_What is needed:_ Set out each line from the following listing that includes the word "name".

━━━━━━━━

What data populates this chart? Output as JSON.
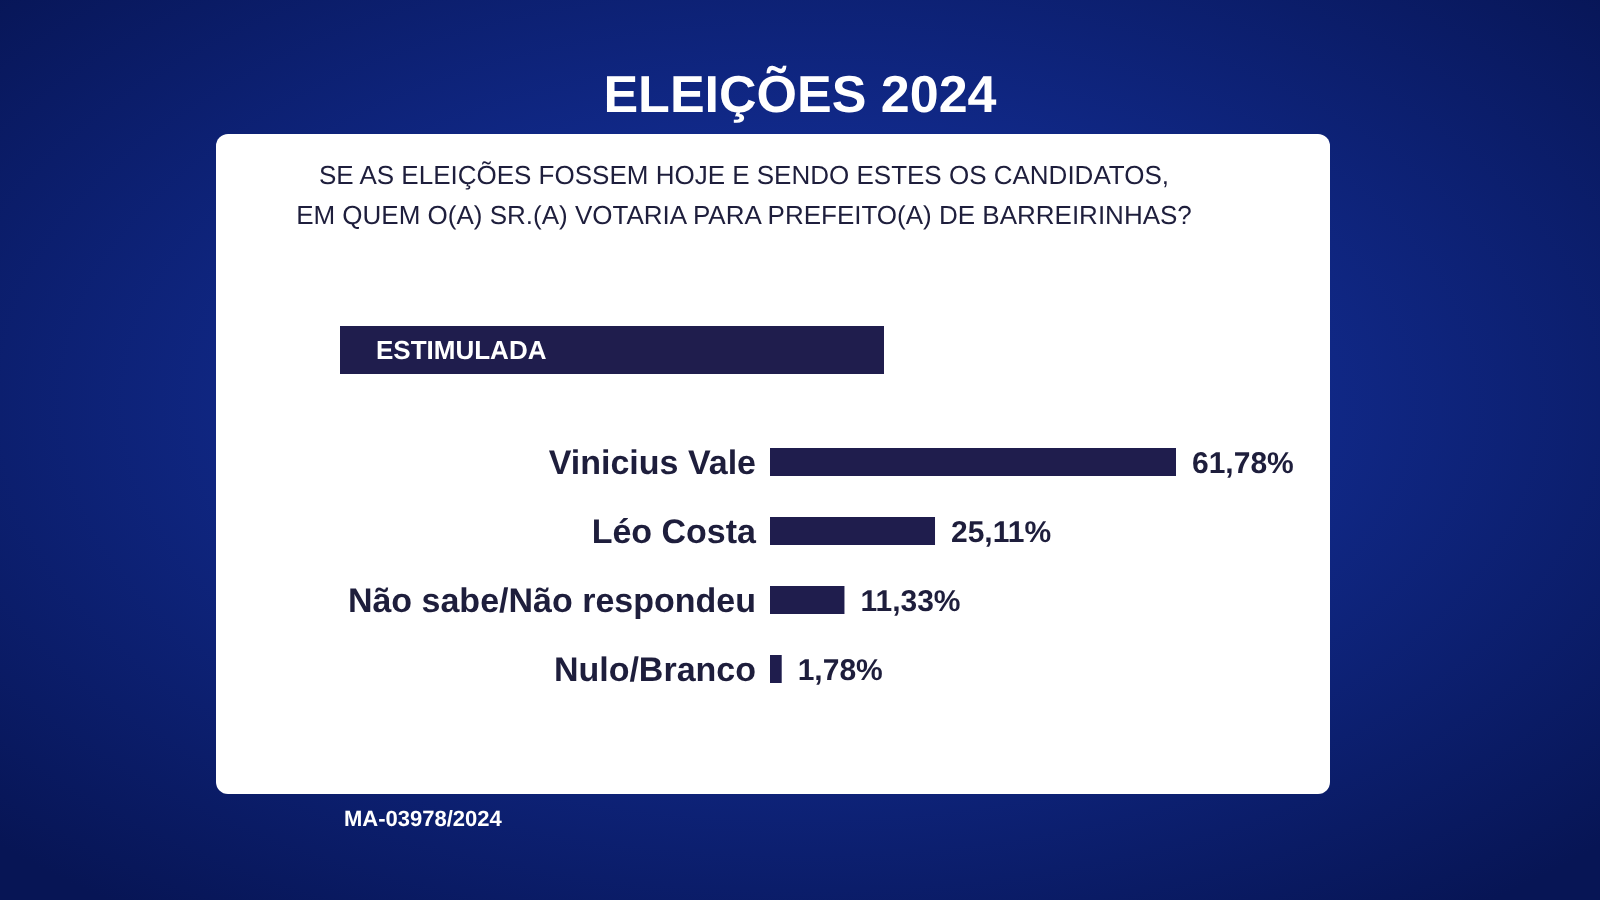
{
  "chart_data": {
    "type": "bar",
    "orientation": "horizontal",
    "title": "ELEIÇÕES 2024",
    "subtitle": "SE AS ELEIÇÕES FOSSEM HOJE E SENDO ESTES OS CANDIDATOS,\nEM QUEM O(A) SR.(A) VOTARIA PARA PREFEITO(A) DE BARREIRINHAS?",
    "categories": [
      "Vinicius Vale",
      "Léo Costa",
      "Não sabe/Não respondeu",
      "Nulo/Branco"
    ],
    "values": [
      61.78,
      25.11,
      11.33,
      1.78
    ],
    "color": "#1f1d4d",
    "value_labels": [
      "61,78%",
      "25,11%",
      "11,33%",
      "1,78%"
    ],
    "annotations": [
      "ESTIMULADA",
      "MA-03978/2024"
    ]
  }
}
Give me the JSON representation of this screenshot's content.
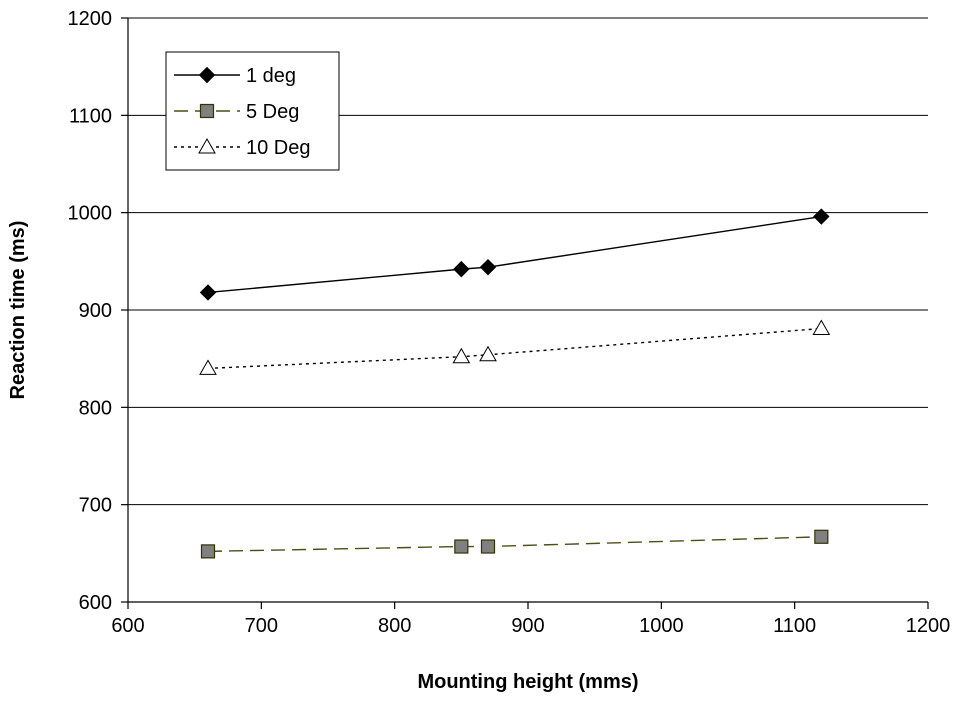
{
  "chart_data": {
    "type": "line",
    "title": "",
    "xlabel": "Mounting height (mms)",
    "ylabel": "Reaction time (ms)",
    "xlim": [
      600,
      1200
    ],
    "ylim": [
      600,
      1200
    ],
    "x_ticks": [
      600,
      700,
      800,
      900,
      1000,
      1100,
      1200
    ],
    "y_ticks": [
      600,
      700,
      800,
      900,
      1000,
      1100,
      1200
    ],
    "grid": "horizontal major gridlines",
    "legend_position": "top-left",
    "series": [
      {
        "name": "1 deg",
        "marker": "diamond",
        "line_style": "solid",
        "marker_fill": "#000000",
        "line_color": "#000000",
        "x": [
          660,
          850,
          870,
          1120
        ],
        "y": [
          918,
          942,
          944,
          996
        ]
      },
      {
        "name": "5 Deg",
        "marker": "square",
        "line_style": "dashed",
        "marker_fill": "#808080",
        "line_color": "#4d4d1a",
        "x": [
          660,
          850,
          870,
          1120
        ],
        "y": [
          652,
          657,
          657,
          667
        ]
      },
      {
        "name": "10 Deg",
        "marker": "triangle",
        "line_style": "dotted",
        "marker_fill": "#ffffff",
        "line_color": "#000000",
        "x": [
          660,
          850,
          870,
          1120
        ],
        "y": [
          840,
          852,
          854,
          881
        ]
      }
    ]
  }
}
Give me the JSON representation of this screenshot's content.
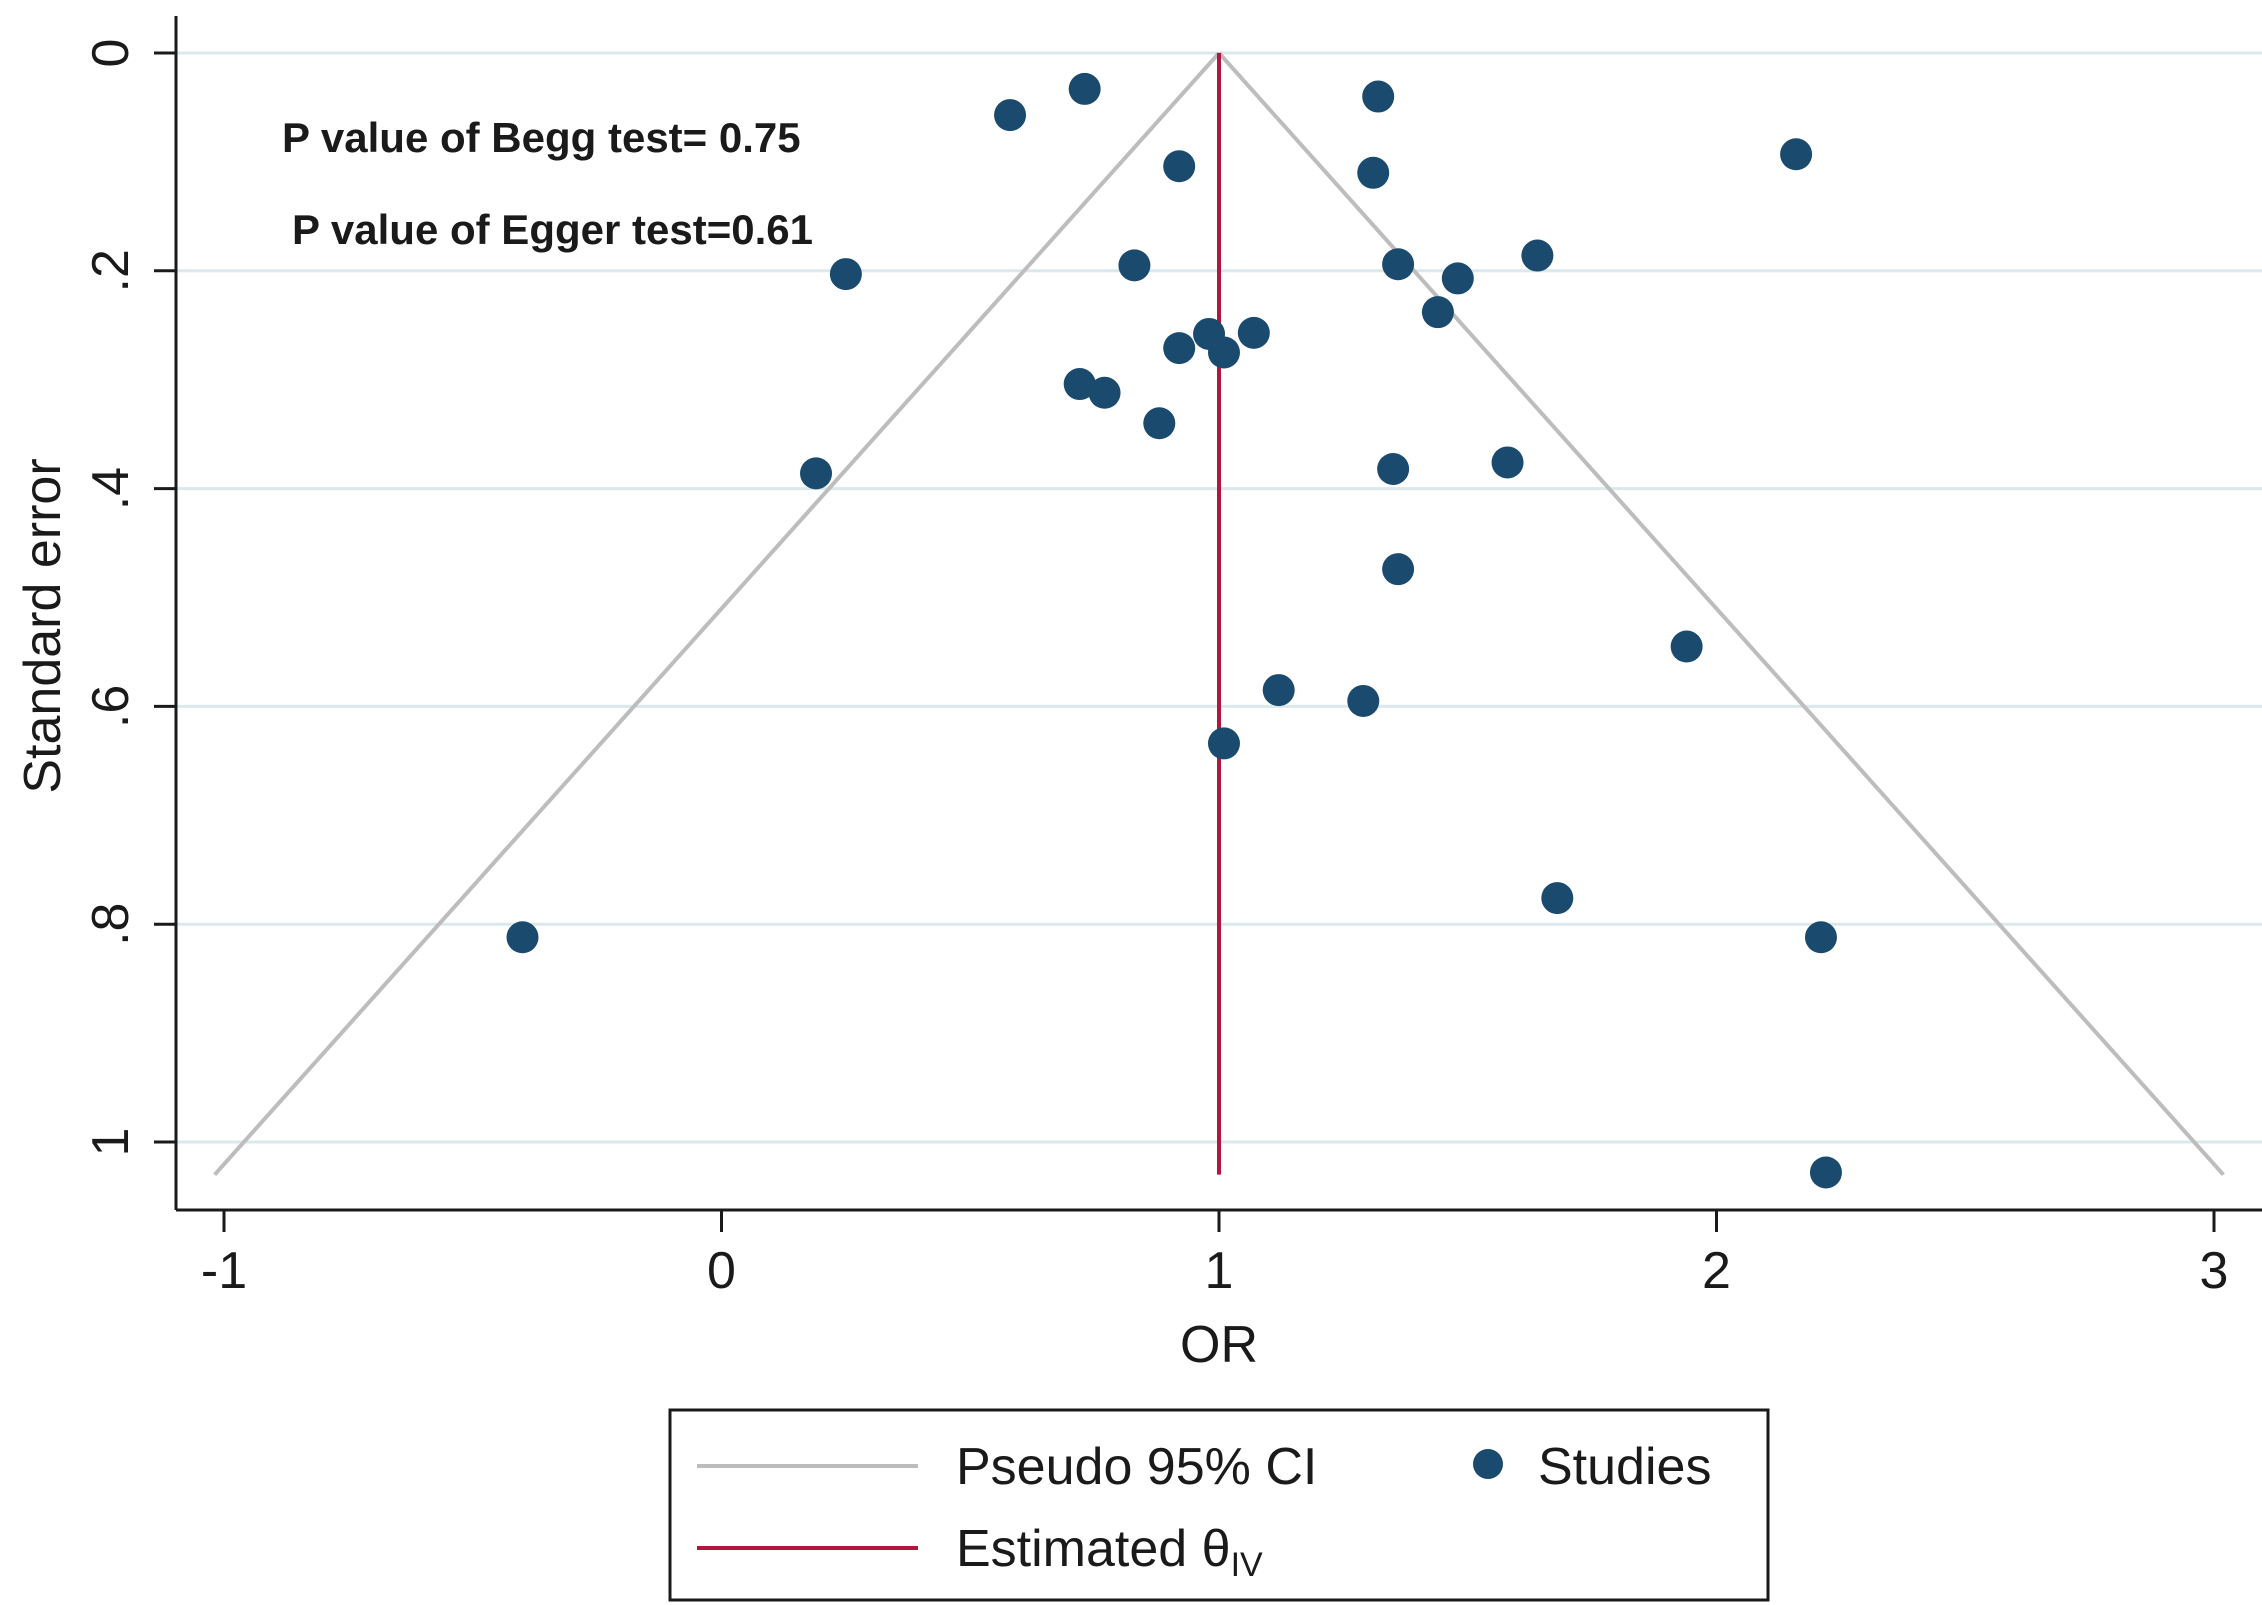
{
  "chart_data": {
    "type": "scatter",
    "xlabel": "OR",
    "ylabel": "Standard error",
    "xlim": [
      -1.05,
      3.05
    ],
    "ylim": [
      0,
      1.06
    ],
    "y_reversed": true,
    "xticks": [
      -1,
      0,
      1,
      2,
      3
    ],
    "xtick_labels": [
      "-1",
      "0",
      "1",
      "2",
      "3"
    ],
    "yticks": [
      0,
      0.2,
      0.4,
      0.6,
      0.8,
      1
    ],
    "ytick_labels": [
      "0",
      ".2",
      ".4",
      ".6",
      ".8",
      "1"
    ],
    "grid": true,
    "legend_position": "bottom",
    "colors": {
      "studies": "#1a4a6e",
      "estimate_line": "#b2163c",
      "ci_lines": "#bdbdbd",
      "grid": "#dbe8ec"
    },
    "annotations": [
      "P value of Begg test= 0.75",
      "P value of Egger test=0.61"
    ],
    "estimate": {
      "name": "Estimated θ",
      "subscript": "IV",
      "x": 1.0
    },
    "pseudo_ci": {
      "name": "Pseudo 95% CI",
      "apex": [
        1.0,
        0.0
      ],
      "se_max": 1.03,
      "z": 1.96
    },
    "series": [
      {
        "name": "Studies",
        "points": [
          {
            "x": 0.73,
            "y": 0.033
          },
          {
            "x": 1.32,
            "y": 0.04
          },
          {
            "x": 0.58,
            "y": 0.057
          },
          {
            "x": 2.16,
            "y": 0.093
          },
          {
            "x": 0.92,
            "y": 0.104
          },
          {
            "x": 1.31,
            "y": 0.11
          },
          {
            "x": 1.64,
            "y": 0.186
          },
          {
            "x": 0.83,
            "y": 0.195
          },
          {
            "x": 1.36,
            "y": 0.194
          },
          {
            "x": 0.25,
            "y": 0.203
          },
          {
            "x": 1.48,
            "y": 0.207
          },
          {
            "x": 1.44,
            "y": 0.238
          },
          {
            "x": 1.07,
            "y": 0.257
          },
          {
            "x": 0.98,
            "y": 0.258
          },
          {
            "x": 0.92,
            "y": 0.271
          },
          {
            "x": 1.01,
            "y": 0.275
          },
          {
            "x": 0.72,
            "y": 0.304
          },
          {
            "x": 0.77,
            "y": 0.312
          },
          {
            "x": 0.88,
            "y": 0.34
          },
          {
            "x": 1.58,
            "y": 0.376
          },
          {
            "x": 0.19,
            "y": 0.386
          },
          {
            "x": 1.35,
            "y": 0.382
          },
          {
            "x": 1.36,
            "y": 0.474
          },
          {
            "x": 1.94,
            "y": 0.545
          },
          {
            "x": 1.12,
            "y": 0.585
          },
          {
            "x": 1.29,
            "y": 0.595
          },
          {
            "x": 1.01,
            "y": 0.634
          },
          {
            "x": 1.68,
            "y": 0.776
          },
          {
            "x": -0.4,
            "y": 0.812
          },
          {
            "x": 2.21,
            "y": 0.812
          },
          {
            "x": 2.22,
            "y": 1.028
          }
        ]
      }
    ]
  }
}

━━━━━━━━

_In response:_
        "name": "1 deg",
        "name": "5 Deg",
        "name": "10 Deg",
      "name": "Estimated θ",
      "name": "Pseudo 95% CI",
        "name": "Studies",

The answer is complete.